STATED TASK =
Extract all of the entries and give them again, word for word.

───── ITEMS ─────

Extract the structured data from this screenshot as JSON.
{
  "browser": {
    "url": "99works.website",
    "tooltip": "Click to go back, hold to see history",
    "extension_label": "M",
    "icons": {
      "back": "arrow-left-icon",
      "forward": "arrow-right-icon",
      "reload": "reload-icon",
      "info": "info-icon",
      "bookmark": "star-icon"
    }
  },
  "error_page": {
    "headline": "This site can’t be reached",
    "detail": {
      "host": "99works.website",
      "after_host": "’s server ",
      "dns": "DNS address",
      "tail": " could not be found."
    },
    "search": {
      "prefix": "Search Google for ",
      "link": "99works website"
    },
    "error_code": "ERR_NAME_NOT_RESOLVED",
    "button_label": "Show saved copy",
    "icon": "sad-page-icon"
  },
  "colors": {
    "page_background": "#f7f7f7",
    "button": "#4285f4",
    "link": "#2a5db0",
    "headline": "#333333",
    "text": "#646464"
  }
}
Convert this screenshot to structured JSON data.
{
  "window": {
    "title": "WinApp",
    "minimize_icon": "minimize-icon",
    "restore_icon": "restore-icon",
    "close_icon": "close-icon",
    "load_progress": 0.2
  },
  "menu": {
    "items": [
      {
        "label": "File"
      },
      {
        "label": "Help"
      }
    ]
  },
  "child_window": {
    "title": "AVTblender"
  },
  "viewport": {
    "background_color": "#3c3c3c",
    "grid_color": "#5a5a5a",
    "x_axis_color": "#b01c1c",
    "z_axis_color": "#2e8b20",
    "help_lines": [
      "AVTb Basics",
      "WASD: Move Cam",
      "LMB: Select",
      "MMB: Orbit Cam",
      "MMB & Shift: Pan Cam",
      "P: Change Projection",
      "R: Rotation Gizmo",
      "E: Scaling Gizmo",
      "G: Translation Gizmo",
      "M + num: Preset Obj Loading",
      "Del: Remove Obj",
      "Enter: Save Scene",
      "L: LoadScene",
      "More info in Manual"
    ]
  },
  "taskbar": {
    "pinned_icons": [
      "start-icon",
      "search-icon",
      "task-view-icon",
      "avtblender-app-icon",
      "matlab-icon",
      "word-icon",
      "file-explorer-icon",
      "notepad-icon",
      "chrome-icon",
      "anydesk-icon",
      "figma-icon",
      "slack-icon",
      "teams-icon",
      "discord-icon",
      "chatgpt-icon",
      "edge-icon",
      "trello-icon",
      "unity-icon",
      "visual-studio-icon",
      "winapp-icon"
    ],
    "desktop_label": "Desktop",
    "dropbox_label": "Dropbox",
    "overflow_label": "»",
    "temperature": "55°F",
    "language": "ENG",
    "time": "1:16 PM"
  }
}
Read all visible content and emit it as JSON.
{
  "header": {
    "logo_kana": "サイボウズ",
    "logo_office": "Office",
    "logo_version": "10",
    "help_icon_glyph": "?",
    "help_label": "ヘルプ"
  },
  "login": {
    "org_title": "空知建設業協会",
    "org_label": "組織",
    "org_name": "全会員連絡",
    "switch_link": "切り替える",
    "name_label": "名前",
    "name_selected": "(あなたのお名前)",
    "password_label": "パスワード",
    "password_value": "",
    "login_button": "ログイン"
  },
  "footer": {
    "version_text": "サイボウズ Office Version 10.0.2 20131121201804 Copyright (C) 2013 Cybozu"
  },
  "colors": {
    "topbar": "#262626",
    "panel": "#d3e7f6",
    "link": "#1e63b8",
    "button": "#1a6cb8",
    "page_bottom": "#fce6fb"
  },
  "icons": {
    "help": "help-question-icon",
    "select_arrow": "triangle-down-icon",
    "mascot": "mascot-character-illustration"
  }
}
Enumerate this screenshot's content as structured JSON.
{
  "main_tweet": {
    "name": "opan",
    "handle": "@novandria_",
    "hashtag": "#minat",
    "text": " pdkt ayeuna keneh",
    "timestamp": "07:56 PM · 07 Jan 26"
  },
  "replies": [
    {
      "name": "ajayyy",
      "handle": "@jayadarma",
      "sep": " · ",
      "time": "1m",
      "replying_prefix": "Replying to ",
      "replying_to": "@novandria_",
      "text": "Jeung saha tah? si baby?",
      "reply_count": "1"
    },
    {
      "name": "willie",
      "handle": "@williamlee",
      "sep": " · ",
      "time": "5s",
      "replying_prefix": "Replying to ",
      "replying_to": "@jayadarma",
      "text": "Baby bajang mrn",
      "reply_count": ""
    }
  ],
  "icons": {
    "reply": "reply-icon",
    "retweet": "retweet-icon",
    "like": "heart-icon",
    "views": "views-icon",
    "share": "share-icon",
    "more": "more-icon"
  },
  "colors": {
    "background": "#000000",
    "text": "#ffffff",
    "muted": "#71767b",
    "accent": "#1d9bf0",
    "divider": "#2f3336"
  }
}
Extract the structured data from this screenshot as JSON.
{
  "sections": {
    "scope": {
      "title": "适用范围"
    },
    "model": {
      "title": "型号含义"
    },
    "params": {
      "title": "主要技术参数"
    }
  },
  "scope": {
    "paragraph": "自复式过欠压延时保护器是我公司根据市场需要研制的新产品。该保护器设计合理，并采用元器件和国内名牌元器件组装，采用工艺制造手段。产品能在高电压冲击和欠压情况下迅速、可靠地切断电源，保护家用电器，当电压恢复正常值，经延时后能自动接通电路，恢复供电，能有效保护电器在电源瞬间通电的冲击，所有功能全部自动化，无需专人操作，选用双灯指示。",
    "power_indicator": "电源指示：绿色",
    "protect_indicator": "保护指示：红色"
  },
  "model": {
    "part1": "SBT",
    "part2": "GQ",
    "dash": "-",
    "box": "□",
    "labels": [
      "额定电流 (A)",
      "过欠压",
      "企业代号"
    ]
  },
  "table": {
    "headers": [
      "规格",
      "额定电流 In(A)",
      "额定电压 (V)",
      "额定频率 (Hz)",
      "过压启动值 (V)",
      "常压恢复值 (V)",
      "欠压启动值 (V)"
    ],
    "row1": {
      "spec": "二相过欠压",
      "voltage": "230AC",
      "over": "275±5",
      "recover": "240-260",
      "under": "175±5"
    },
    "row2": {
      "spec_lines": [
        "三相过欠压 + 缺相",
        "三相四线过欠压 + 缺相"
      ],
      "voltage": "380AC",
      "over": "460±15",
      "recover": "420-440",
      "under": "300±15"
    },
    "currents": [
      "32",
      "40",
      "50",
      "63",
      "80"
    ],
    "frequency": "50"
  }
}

─────

EXERCISE ANSWER =
Extract the structured data from this screenshot as JSON.
{
  "browser": {
    "url": "99works.website",
    "tooltip": "Click to go back, hold to see history",
    "extension_label": "M",
    "icons": {
      "back": "arrow-left-icon",
      "forward": "arrow-right-icon",
      "reload": "reload-icon",
      "info": "info-icon",
      "bookmark": "star-icon"
    }
  },
  "error_page": {
    "headline": "This site can’t be reached",
    "detail": {
      "host": "99works.website",
      "after_host": "’s server ",
      "dns": "DNS address",
      "tail": " could not be found."
    },
    "search": {
      "prefix": "Search Google for ",
      "link": "99works website"
    },
    "error_code": "ERR_NAME_NOT_RESOLVED",
    "button_label": "Show saved copy",
    "icon": "sad-page-icon"
  },
  "colors": {
    "page_background": "#f7f7f7",
    "button": "#4285f4",
    "link": "#2a5db0",
    "headline": "#333333",
    "text": "#646464"
  }
}
Convert this screenshot to structured JSON data.
{
  "window": {
    "title": "WinApp",
    "minimize_icon": "minimize-icon",
    "restore_icon": "restore-icon",
    "close_icon": "close-icon",
    "load_progress": 0.2
  },
  "menu": {
    "items": [
      {
        "label": "File"
      },
      {
        "label": "Help"
      }
    ]
  },
  "child_window": {
    "title": "AVTblender"
  },
  "viewport": {
    "background_color": "#3c3c3c",
    "grid_color": "#5a5a5a",
    "x_axis_color": "#b01c1c",
    "z_axis_color": "#2e8b20",
    "help_lines": [
      "AVTb Basics",
      "WASD: Move Cam",
      "LMB: Select",
      "MMB: Orbit Cam",
      "MMB & Shift: Pan Cam",
      "P: Change Projection",
      "R: Rotation Gizmo",
      "E: Scaling Gizmo",
      "G: Translation Gizmo",
      "M + num: Preset Obj Loading",
      "Del: Remove Obj",
      "Enter: Save Scene",
      "L: LoadScene",
      "More info in Manual"
    ]
  },
  "taskbar": {
    "pinned_icons": [
      "start-icon",
      "search-icon",
      "task-view-icon",
      "avtblender-app-icon",
      "matlab-icon",
      "word-icon",
      "file-explorer-icon",
      "notepad-icon",
      "chrome-icon",
      "anydesk-icon",
      "figma-icon",
      "slack-icon",
      "teams-icon",
      "discord-icon",
      "chatgpt-icon",
      "edge-icon",
      "trello-icon",
      "unity-icon",
      "visual-studio-icon",
      "winapp-icon"
    ],
    "desktop_label": "Desktop",
    "dropbox_label": "Dropbox",
    "overflow_label": "»",
    "temperature": "55°F",
    "language": "ENG",
    "time": "1:16 PM"
  }
}
Read all visible content and emit it as JSON.
{
  "header": {
    "logo_kana": "サイボウズ",
    "logo_office": "Office",
    "logo_version": "10",
    "help_icon_glyph": "?",
    "help_label": "ヘルプ"
  },
  "login": {
    "org_title": "空知建設業協会",
    "org_label": "組織",
    "org_name": "全会員連絡",
    "switch_link": "切り替える",
    "name_label": "名前",
    "name_selected": "(あなたのお名前)",
    "password_label": "パスワード",
    "password_value": "",
    "login_button": "ログイン"
  },
  "footer": {
    "version_text": "サイボウズ Office Version 10.0.2 20131121201804 Copyright (C) 2013 Cybozu"
  },
  "colors": {
    "topbar": "#262626",
    "panel": "#d3e7f6",
    "link": "#1e63b8",
    "button": "#1a6cb8",
    "page_bottom": "#fce6fb"
  },
  "icons": {
    "help": "help-question-icon",
    "select_arrow": "triangle-down-icon",
    "mascot": "mascot-character-illustration"
  }
}
Enumerate this screenshot's content as structured JSON.
{
  "main_tweet": {
    "name": "opan",
    "handle": "@novandria_",
    "hashtag": "#minat",
    "text": " pdkt ayeuna keneh",
    "timestamp": "07:56 PM · 07 Jan 26"
  },
  "replies": [
    {
      "name": "ajayyy",
      "handle": "@jayadarma",
      "sep": " · ",
      "time": "1m",
      "replying_prefix": "Replying to ",
      "replying_to": "@novandria_",
      "text": "Jeung saha tah? si baby?",
      "reply_count": "1"
    },
    {
      "name": "willie",
      "handle": "@williamlee",
      "sep": " · ",
      "time": "5s",
      "replying_prefix": "Replying to ",
      "replying_to": "@jayadarma",
      "text": "Baby bajang mrn",
      "reply_count": ""
    }
  ],
  "icons": {
    "reply": "reply-icon",
    "retweet": "retweet-icon",
    "like": "heart-icon",
    "views": "views-icon",
    "share": "share-icon",
    "more": "more-icon"
  },
  "colors": {
    "background": "#000000",
    "text": "#ffffff",
    "muted": "#71767b",
    "accent": "#1d9bf0",
    "divider": "#2f3336"
  }
}
Extract the structured data from this screenshot as JSON.
{
  "sections": {
    "scope": {
      "title": "适用范围"
    },
    "model": {
      "title": "型号含义"
    },
    "params": {
      "title": "主要技术参数"
    }
  },
  "scope": {
    "paragraph": "自复式过欠压延时保护器是我公司根据市场需要研制的新产品。该保护器设计合理，并采用元器件和国内名牌元器件组装，采用工艺制造手段。产品能在高电压冲击和欠压情况下迅速、可靠地切断电源，保护家用电器，当电压恢复正常值，经延时后能自动接通电路，恢复供电，能有效保护电器在电源瞬间通电的冲击，所有功能全部自动化，无需专人操作，选用双灯指示。",
    "power_indicator": "电源指示：绿色",
    "protect_indicator": "保护指示：红色"
  },
  "model": {
    "part1": "SBT",
    "part2": "GQ",
    "dash": "-",
    "box": "□",
    "labels": [
      "额定电流 (A)",
      "过欠压",
      "企业代号"
    ]
  },
  "table": {
    "headers": [
      "规格",
      "额定电流 In(A)",
      "额定电压 (V)",
      "额定频率 (Hz)",
      "过压启动值 (V)",
      "常压恢复值 (V)",
      "欠压启动值 (V)"
    ],
    "row1": {
      "spec": "二相过欠压",
      "voltage": "230AC",
      "over": "275±5",
      "recover": "240-260",
      "under": "175±5"
    },
    "row2": {
      "spec_lines": [
        "三相过欠压 + 缺相",
        "三相四线过欠压 + 缺相"
      ],
      "voltage": "380AC",
      "over": "460±15",
      "recover": "420-440",
      "under": "300±15"
    },
    "currents": [
      "32",
      "40",
      "50",
      "63",
      "80"
    ],
    "frequency": "50"
  }
}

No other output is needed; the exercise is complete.